Short exercise —
Using the data below, copy every line that contains the word "players".
--- Start ---
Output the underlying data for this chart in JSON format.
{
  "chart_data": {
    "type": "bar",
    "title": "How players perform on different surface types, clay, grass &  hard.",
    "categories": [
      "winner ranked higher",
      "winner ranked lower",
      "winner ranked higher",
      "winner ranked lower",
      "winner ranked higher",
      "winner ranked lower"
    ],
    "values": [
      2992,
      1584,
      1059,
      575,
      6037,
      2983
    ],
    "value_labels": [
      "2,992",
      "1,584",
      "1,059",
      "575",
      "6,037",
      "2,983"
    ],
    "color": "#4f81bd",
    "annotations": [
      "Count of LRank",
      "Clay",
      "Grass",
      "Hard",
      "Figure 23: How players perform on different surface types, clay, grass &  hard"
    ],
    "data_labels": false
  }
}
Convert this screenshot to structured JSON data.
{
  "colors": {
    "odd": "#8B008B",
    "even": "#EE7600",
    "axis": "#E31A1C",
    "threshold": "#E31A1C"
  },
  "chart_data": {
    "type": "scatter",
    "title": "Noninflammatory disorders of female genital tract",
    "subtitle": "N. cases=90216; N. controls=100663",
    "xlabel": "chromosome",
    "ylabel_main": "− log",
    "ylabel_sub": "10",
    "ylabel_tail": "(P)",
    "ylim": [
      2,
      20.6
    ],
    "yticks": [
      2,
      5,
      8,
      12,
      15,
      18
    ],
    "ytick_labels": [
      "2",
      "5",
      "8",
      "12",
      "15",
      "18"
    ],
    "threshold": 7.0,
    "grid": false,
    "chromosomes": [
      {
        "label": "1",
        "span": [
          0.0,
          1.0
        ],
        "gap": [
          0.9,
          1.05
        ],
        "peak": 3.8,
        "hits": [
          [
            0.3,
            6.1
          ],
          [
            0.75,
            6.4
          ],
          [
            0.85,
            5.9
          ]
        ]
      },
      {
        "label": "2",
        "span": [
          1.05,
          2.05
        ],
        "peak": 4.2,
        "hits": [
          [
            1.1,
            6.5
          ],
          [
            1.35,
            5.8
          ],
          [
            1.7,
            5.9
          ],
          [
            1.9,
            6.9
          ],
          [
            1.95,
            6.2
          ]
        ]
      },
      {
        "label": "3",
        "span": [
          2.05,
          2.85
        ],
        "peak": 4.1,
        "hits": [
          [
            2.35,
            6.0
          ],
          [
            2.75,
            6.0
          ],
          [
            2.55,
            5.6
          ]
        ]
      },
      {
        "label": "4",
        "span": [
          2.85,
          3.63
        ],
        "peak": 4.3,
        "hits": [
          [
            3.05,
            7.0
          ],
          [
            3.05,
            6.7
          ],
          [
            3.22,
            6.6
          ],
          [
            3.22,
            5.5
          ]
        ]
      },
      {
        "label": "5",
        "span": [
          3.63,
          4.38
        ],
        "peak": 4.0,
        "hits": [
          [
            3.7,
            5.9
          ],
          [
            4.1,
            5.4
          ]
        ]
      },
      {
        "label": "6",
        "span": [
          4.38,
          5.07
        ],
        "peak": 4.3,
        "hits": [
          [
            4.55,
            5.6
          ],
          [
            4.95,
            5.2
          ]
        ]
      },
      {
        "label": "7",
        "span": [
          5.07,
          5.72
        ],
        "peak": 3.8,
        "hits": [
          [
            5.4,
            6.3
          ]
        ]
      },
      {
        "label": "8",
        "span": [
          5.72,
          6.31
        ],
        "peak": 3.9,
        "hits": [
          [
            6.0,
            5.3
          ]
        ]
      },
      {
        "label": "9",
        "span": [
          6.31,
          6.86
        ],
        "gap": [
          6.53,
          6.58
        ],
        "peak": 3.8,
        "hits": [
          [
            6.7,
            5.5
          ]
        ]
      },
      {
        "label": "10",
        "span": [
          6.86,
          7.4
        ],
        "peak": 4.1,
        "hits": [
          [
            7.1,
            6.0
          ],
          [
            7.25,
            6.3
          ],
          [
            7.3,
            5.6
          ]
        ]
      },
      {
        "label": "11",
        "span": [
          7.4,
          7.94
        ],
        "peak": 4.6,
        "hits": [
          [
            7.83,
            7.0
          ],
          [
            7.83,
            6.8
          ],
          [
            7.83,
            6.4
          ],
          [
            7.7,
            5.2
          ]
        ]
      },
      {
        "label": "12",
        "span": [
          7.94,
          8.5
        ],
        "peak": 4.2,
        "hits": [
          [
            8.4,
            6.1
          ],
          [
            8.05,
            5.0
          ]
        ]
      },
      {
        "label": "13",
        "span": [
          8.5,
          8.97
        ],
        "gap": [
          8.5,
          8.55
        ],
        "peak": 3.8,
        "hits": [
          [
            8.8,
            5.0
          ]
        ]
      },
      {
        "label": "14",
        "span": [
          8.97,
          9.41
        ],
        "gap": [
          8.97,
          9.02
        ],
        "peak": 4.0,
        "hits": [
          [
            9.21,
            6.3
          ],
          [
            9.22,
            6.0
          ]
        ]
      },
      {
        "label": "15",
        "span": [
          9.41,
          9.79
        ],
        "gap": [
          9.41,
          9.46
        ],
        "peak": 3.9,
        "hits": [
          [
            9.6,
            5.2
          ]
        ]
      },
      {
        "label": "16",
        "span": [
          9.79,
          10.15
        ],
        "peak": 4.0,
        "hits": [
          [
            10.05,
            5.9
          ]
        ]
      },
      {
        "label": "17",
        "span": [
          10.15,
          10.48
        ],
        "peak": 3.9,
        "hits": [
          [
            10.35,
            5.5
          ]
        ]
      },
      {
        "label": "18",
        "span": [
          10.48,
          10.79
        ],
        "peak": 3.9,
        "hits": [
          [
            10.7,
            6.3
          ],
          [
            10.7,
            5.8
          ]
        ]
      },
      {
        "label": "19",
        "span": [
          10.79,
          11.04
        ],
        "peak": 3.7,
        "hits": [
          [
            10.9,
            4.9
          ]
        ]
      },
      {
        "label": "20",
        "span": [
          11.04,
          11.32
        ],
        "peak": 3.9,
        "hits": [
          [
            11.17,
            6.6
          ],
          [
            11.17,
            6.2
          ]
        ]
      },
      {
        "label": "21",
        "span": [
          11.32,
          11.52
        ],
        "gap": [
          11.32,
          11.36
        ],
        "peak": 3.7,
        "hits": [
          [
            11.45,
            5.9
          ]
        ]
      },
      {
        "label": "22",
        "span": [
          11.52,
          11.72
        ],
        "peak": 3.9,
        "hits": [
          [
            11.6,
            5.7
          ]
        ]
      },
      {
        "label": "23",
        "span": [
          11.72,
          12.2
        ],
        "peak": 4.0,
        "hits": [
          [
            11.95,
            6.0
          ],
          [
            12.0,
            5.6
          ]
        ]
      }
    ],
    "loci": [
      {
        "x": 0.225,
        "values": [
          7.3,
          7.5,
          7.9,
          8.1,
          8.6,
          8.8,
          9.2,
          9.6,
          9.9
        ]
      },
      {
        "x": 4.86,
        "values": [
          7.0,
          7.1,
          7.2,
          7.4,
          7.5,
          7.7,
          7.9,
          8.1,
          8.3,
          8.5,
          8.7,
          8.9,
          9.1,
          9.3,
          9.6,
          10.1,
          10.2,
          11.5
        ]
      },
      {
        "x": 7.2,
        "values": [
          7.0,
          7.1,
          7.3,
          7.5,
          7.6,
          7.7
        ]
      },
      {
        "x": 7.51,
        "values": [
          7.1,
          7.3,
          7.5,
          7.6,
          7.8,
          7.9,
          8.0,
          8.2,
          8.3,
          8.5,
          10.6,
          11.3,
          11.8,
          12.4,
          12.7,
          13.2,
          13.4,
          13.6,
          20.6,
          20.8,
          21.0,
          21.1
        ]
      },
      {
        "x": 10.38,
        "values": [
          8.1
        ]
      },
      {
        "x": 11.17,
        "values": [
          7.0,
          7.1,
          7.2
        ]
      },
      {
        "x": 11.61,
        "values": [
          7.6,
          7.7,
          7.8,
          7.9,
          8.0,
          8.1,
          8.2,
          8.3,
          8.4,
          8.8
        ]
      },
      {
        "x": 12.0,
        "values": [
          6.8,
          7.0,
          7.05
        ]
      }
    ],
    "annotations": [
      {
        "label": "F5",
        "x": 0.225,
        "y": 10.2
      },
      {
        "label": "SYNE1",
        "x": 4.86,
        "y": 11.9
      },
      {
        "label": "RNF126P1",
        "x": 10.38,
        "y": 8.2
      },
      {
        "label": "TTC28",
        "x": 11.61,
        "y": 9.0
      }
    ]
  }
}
--- End ---
Correct answer —
    "title": "How players perform on different surface types, clay, grass &  hard.",
      "Figure 23: How players perform on different surface types, clay, grass &  hard"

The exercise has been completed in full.